#### RECORDS FOR THE EXERCISE
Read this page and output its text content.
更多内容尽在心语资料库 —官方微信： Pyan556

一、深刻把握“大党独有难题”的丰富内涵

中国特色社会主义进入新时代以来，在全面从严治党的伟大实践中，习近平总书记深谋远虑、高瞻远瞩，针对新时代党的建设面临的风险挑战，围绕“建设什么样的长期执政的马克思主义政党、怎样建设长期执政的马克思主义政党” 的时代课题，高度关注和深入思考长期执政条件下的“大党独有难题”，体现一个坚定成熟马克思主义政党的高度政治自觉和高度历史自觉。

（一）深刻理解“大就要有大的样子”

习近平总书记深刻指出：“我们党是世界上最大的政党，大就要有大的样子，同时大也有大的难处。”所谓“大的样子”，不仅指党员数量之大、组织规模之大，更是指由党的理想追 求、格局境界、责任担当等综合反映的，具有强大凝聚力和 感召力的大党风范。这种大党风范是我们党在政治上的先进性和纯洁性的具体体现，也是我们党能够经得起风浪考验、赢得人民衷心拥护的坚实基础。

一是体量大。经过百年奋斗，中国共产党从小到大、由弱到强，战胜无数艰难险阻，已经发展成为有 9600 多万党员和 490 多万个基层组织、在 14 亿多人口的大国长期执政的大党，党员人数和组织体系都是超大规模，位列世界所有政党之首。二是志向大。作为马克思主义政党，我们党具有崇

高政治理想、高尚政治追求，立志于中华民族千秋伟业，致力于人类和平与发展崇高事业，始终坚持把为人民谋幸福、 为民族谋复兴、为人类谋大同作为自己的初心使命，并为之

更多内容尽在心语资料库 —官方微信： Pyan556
########
- **REQUEST**
Take the entries above and transcribe them exactly.

- **FINAL RESULT**
Read this page and output its text content.
更多内容尽在心语资料库 —官方微信： Pyan556

一、深刻把握“大党独有难题”的丰富内涵

中国特色社会主义进入新时代以来，在全面从严治党的伟大实践中，习近平总书记深谋远虑、高瞻远瞩，针对新时代党的建设面临的风险挑战，围绕“建设什么样的长期执政的马克思主义政党、怎样建设长期执政的马克思主义政党” 的时代课题，高度关注和深入思考长期执政条件下的“大党独有难题”，体现一个坚定成熟马克思主义政党的高度政治自觉和高度历史自觉。

（一）深刻理解“大就要有大的样子”

习近平总书记深刻指出：“我们党是世界上最大的政党，大就要有大的样子，同时大也有大的难处。”所谓“大的样子”，不仅指党员数量之大、组织规模之大，更是指由党的理想追 求、格局境界、责任担当等综合反映的，具有强大凝聚力和 感召力的大党风范。这种大党风范是我们党在政治上的先进性和纯洁性的具体体现，也是我们党能够经得起风浪考验、赢得人民衷心拥护的坚实基础。

一是体量大。经过百年奋斗，中国共产党从小到大、由弱到强，战胜无数艰难险阻，已经发展成为有 9600 多万党员和 490 多万个基层组织、在 14 亿多人口的大国长期执政的大党，党员人数和组织体系都是超大规模，位列世界所有政党之首。二是志向大。作为马克思主义政党，我们党具有崇

高政治理想、高尚政治追求，立志于中华民族千秋伟业，致力于人类和平与发展崇高事业，始终坚持把为人民谋幸福、 为民族谋复兴、为人类谋大同作为自己的初心使命，并为之

更多内容尽在心语资料库 —官方微信： Pyan556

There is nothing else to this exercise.